● STATED PROBLEM
Write out every entry word for word.

● RECORDS SUPPLIED

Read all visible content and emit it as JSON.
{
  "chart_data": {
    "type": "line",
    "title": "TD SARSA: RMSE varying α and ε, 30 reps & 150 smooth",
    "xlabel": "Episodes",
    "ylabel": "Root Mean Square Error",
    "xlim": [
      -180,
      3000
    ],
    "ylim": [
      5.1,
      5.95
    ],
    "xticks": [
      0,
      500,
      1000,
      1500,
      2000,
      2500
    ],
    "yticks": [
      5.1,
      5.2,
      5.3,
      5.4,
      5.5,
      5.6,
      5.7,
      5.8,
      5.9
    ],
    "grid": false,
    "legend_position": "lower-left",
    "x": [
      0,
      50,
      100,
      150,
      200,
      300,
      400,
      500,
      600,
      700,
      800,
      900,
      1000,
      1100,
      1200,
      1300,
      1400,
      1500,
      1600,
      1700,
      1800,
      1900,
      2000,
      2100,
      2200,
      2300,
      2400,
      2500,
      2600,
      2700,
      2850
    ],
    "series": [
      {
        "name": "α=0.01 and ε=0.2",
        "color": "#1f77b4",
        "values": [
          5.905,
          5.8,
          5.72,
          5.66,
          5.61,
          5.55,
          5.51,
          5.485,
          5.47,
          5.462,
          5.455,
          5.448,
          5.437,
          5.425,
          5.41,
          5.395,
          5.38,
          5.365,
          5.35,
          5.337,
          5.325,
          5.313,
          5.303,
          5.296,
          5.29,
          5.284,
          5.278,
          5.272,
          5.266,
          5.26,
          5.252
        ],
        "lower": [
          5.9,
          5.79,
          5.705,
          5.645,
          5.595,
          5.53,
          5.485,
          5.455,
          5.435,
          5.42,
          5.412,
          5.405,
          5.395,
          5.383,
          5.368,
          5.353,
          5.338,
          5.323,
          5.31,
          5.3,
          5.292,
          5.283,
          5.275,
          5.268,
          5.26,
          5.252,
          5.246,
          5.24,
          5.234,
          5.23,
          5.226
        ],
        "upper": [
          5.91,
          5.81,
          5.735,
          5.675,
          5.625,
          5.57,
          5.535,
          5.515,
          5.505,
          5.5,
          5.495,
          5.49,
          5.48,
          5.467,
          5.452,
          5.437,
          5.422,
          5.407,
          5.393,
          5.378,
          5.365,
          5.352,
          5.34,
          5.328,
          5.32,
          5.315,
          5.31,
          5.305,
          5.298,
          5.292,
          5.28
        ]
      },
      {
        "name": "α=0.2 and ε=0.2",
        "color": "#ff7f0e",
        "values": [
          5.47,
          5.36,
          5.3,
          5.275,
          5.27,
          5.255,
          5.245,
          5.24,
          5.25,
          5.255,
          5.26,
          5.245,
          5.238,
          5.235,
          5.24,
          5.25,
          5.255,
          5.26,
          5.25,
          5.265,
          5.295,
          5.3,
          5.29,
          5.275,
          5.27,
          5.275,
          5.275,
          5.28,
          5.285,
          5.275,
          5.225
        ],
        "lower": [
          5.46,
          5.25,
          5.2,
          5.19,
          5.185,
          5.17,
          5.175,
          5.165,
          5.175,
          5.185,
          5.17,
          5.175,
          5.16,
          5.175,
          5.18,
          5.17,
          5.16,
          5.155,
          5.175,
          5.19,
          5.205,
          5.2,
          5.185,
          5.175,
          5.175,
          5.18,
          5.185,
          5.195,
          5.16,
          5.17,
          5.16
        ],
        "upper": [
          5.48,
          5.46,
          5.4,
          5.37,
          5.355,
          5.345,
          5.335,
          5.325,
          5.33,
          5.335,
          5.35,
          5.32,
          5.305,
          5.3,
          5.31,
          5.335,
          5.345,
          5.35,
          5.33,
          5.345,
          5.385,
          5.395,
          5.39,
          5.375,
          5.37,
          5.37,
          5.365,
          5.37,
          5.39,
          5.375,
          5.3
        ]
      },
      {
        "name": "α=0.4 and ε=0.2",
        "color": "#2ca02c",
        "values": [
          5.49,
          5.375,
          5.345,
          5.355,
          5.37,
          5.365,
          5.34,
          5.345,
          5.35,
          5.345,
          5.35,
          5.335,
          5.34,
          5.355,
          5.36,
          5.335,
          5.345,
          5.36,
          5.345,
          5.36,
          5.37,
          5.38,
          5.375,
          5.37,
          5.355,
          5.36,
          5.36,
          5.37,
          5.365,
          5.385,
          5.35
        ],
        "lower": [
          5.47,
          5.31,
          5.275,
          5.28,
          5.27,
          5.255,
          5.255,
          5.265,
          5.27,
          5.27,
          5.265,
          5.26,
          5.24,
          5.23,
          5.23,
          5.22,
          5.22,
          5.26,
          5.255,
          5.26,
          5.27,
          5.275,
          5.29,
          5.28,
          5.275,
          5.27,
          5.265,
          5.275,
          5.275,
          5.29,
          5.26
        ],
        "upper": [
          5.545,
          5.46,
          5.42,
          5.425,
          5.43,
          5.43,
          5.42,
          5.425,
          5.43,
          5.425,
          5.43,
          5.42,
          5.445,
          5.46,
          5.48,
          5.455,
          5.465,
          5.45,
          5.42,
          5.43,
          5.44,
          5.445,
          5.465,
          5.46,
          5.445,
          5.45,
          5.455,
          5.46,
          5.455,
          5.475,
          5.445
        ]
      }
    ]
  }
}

● SOLUTION
Read all visible content and emit it as JSON.
{
  "chart_data": {
    "type": "line",
    "title": "TD SARSA: RMSE varying α and ε, 30 reps & 150 smooth",
    "xlabel": "Episodes",
    "ylabel": "Root Mean Square Error",
    "xlim": [
      -180,
      3000
    ],
    "ylim": [
      5.1,
      5.95
    ],
    "xticks": [
      0,
      500,
      1000,
      1500,
      2000,
      2500
    ],
    "yticks": [
      5.1,
      5.2,
      5.3,
      5.4,
      5.5,
      5.6,
      5.7,
      5.8,
      5.9
    ],
    "grid": false,
    "legend_position": "lower-left",
    "x": [
      0,
      50,
      100,
      150,
      200,
      300,
      400,
      500,
      600,
      700,
      800,
      900,
      1000,
      1100,
      1200,
      1300,
      1400,
      1500,
      1600,
      1700,
      1800,
      1900,
      2000,
      2100,
      2200,
      2300,
      2400,
      2500,
      2600,
      2700,
      2850
    ],
    "series": [
      {
        "name": "α=0.01 and ε=0.2",
        "color": "#1f77b4",
        "values": [
          5.905,
          5.8,
          5.72,
          5.66,
          5.61,
          5.55,
          5.51,
          5.485,
          5.47,
          5.462,
          5.455,
          5.448,
          5.437,
          5.425,
          5.41,
          5.395,
          5.38,
          5.365,
          5.35,
          5.337,
          5.325,
          5.313,
          5.303,
          5.296,
          5.29,
          5.284,
          5.278,
          5.272,
          5.266,
          5.26,
          5.252
        ],
        "lower": [
          5.9,
          5.79,
          5.705,
          5.645,
          5.595,
          5.53,
          5.485,
          5.455,
          5.435,
          5.42,
          5.412,
          5.405,
          5.395,
          5.383,
          5.368,
          5.353,
          5.338,
          5.323,
          5.31,
          5.3,
          5.292,
          5.283,
          5.275,
          5.268,
          5.26,
          5.252,
          5.246,
          5.24,
          5.234,
          5.23,
          5.226
        ],
        "upper": [
          5.91,
          5.81,
          5.735,
          5.675,
          5.625,
          5.57,
          5.535,
          5.515,
          5.505,
          5.5,
          5.495,
          5.49,
          5.48,
          5.467,
          5.452,
          5.437,
          5.422,
          5.407,
          5.393,
          5.378,
          5.365,
          5.352,
          5.34,
          5.328,
          5.32,
          5.315,
          5.31,
          5.305,
          5.298,
          5.292,
          5.28
        ]
      },
      {
        "name": "α=0.2 and ε=0.2",
        "color": "#ff7f0e",
        "values": [
          5.47,
          5.36,
          5.3,
          5.275,
          5.27,
          5.255,
          5.245,
          5.24,
          5.25,
          5.255,
          5.26,
          5.245,
          5.238,
          5.235,
          5.24,
          5.25,
          5.255,
          5.26,
          5.25,
          5.265,
          5.295,
          5.3,
          5.29,
          5.275,
          5.27,
          5.275,
          5.275,
          5.28,
          5.285,
          5.275,
          5.225
        ],
        "lower": [
          5.46,
          5.25,
          5.2,
          5.19,
          5.185,
          5.17,
          5.175,
          5.165,
          5.175,
          5.185,
          5.17,
          5.175,
          5.16,
          5.175,
          5.18,
          5.17,
          5.16,
          5.155,
          5.175,
          5.19,
          5.205,
          5.2,
          5.185,
          5.175,
          5.175,
          5.18,
          5.185,
          5.195,
          5.16,
          5.17,
          5.16
        ],
        "upper": [
          5.48,
          5.46,
          5.4,
          5.37,
          5.355,
          5.345,
          5.335,
          5.325,
          5.33,
          5.335,
          5.35,
          5.32,
          5.305,
          5.3,
          5.31,
          5.335,
          5.345,
          5.35,
          5.33,
          5.345,
          5.385,
          5.395,
          5.39,
          5.375,
          5.37,
          5.37,
          5.365,
          5.37,
          5.39,
          5.375,
          5.3
        ]
      },
      {
        "name": "α=0.4 and ε=0.2",
        "color": "#2ca02c",
        "values": [
          5.49,
          5.375,
          5.345,
          5.355,
          5.37,
          5.365,
          5.34,
          5.345,
          5.35,
          5.345,
          5.35,
          5.335,
          5.34,
          5.355,
          5.36,
          5.335,
          5.345,
          5.36,
          5.345,
          5.36,
          5.37,
          5.38,
          5.375,
          5.37,
          5.355,
          5.36,
          5.36,
          5.37,
          5.365,
          5.385,
          5.35
        ],
        "lower": [
          5.47,
          5.31,
          5.275,
          5.28,
          5.27,
          5.255,
          5.255,
          5.265,
          5.27,
          5.27,
          5.265,
          5.26,
          5.24,
          5.23,
          5.23,
          5.22,
          5.22,
          5.26,
          5.255,
          5.26,
          5.27,
          5.275,
          5.29,
          5.28,
          5.275,
          5.27,
          5.265,
          5.275,
          5.275,
          5.29,
          5.26
        ],
        "upper": [
          5.545,
          5.46,
          5.42,
          5.425,
          5.43,
          5.43,
          5.42,
          5.425,
          5.43,
          5.425,
          5.43,
          5.42,
          5.445,
          5.46,
          5.48,
          5.455,
          5.465,
          5.45,
          5.42,
          5.43,
          5.44,
          5.445,
          5.465,
          5.46,
          5.445,
          5.45,
          5.455,
          5.46,
          5.455,
          5.475,
          5.445
        ]
      }
    ]
  }
}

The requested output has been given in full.